Data lines —
☆ ☆ ☆ ☆ ☆ ☆ ☆

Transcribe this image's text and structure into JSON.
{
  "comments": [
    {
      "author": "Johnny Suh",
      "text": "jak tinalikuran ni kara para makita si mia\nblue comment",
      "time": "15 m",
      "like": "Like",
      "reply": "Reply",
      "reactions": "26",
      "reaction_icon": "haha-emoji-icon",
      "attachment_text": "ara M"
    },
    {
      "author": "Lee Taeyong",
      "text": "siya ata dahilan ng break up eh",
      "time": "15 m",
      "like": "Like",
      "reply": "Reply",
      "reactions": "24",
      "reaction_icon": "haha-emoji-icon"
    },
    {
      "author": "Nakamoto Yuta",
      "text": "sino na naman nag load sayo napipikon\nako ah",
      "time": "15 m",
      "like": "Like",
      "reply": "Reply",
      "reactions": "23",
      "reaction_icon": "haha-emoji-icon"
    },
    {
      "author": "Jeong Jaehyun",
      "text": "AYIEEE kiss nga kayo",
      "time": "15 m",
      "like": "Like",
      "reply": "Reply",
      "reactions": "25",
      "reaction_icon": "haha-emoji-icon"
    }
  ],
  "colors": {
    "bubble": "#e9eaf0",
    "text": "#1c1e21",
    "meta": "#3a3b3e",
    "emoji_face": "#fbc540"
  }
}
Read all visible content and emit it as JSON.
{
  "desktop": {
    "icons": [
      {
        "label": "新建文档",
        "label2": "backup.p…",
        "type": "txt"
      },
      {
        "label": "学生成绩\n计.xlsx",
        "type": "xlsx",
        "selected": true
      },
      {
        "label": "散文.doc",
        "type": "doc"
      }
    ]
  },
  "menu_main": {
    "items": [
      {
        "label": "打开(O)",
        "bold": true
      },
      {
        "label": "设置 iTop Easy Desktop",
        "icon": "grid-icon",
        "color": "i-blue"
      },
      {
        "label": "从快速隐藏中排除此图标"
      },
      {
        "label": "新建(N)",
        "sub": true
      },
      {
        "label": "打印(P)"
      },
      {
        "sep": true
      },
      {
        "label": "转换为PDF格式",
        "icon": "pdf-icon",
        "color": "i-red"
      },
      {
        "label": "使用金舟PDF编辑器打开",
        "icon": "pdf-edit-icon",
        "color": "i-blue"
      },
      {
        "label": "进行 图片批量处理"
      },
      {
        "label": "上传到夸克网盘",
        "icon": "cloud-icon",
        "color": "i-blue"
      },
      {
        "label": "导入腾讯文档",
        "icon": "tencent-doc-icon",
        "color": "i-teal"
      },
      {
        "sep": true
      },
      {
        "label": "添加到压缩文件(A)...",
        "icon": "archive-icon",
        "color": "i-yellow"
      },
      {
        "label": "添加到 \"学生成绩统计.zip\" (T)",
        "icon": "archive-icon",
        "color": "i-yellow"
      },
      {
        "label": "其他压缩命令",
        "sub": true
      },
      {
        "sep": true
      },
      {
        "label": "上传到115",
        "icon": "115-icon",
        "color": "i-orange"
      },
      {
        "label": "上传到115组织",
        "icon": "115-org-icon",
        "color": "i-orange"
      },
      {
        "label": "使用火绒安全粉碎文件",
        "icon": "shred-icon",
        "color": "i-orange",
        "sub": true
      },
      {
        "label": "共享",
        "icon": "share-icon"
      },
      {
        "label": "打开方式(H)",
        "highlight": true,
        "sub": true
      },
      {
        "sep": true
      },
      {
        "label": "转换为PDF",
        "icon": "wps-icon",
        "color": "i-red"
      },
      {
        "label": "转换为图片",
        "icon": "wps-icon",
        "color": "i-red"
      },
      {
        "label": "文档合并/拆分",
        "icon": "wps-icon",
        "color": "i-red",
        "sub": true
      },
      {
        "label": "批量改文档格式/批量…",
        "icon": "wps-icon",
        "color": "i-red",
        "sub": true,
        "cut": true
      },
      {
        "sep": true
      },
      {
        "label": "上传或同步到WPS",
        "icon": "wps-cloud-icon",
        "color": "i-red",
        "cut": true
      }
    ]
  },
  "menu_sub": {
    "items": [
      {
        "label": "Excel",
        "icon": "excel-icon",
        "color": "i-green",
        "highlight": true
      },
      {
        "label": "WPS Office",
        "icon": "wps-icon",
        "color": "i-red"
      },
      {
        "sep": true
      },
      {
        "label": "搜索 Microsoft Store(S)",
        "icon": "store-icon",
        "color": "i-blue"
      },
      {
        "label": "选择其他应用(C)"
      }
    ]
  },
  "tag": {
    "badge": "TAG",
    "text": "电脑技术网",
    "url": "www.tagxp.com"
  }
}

☆ ☆ ☆ ☆ ☆ ☆ ☆

Task to complete — Locate all lines holding the word "reactions", then copy them out.

Full solution —
      "reactions": "26",
      "reactions": "24",
      "reactions": "23",
      "reactions": "25",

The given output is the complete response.